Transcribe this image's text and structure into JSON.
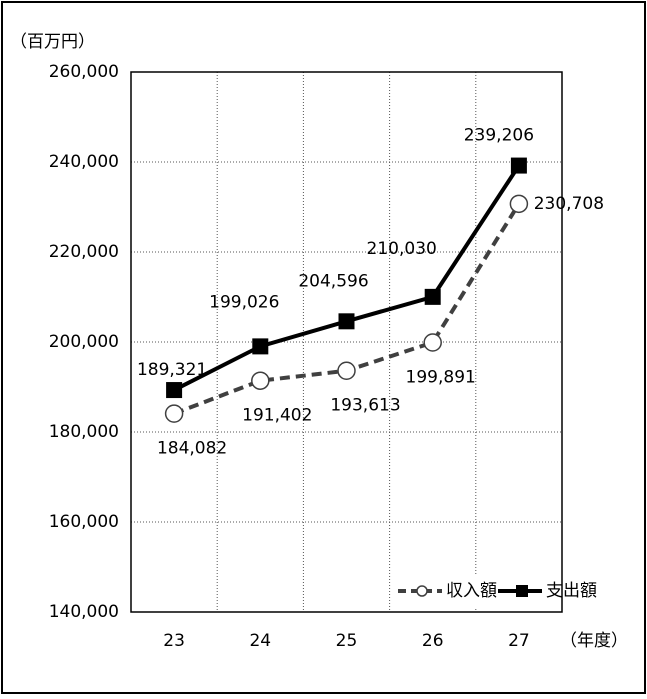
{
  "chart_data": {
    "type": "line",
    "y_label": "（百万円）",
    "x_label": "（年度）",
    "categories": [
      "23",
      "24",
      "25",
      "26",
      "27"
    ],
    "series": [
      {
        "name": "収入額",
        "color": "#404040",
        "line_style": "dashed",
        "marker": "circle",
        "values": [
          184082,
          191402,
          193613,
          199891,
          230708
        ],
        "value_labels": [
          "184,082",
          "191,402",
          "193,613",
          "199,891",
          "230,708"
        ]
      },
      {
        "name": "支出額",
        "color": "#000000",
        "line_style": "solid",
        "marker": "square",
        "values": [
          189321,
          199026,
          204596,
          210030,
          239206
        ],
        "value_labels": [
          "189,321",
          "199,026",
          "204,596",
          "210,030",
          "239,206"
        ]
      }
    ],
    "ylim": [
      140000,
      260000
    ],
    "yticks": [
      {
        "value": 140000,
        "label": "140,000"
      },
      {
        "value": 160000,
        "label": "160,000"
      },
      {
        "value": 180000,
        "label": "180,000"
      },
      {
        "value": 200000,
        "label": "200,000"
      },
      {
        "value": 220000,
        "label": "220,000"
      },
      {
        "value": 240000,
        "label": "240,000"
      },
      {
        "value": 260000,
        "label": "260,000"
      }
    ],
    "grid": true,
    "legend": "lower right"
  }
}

# WHAT THIS TASK INVOLVES
Quote all the lines above exactly as given. Do not include the pictures.

# EXPECTED ANSWER
Transcribe this image's text and structure into JSON.
{
  "chart_data": {
    "type": "line",
    "y_label": "（百万円）",
    "x_label": "（年度）",
    "categories": [
      "23",
      "24",
      "25",
      "26",
      "27"
    ],
    "series": [
      {
        "name": "収入額",
        "color": "#404040",
        "line_style": "dashed",
        "marker": "circle",
        "values": [
          184082,
          191402,
          193613,
          199891,
          230708
        ],
        "value_labels": [
          "184,082",
          "191,402",
          "193,613",
          "199,891",
          "230,708"
        ]
      },
      {
        "name": "支出額",
        "color": "#000000",
        "line_style": "solid",
        "marker": "square",
        "values": [
          189321,
          199026,
          204596,
          210030,
          239206
        ],
        "value_labels": [
          "189,321",
          "199,026",
          "204,596",
          "210,030",
          "239,206"
        ]
      }
    ],
    "ylim": [
      140000,
      260000
    ],
    "yticks": [
      {
        "value": 140000,
        "label": "140,000"
      },
      {
        "value": 160000,
        "label": "160,000"
      },
      {
        "value": 180000,
        "label": "180,000"
      },
      {
        "value": 200000,
        "label": "200,000"
      },
      {
        "value": 220000,
        "label": "220,000"
      },
      {
        "value": 240000,
        "label": "240,000"
      },
      {
        "value": 260000,
        "label": "260,000"
      }
    ],
    "grid": true,
    "legend": "lower right"
  }
}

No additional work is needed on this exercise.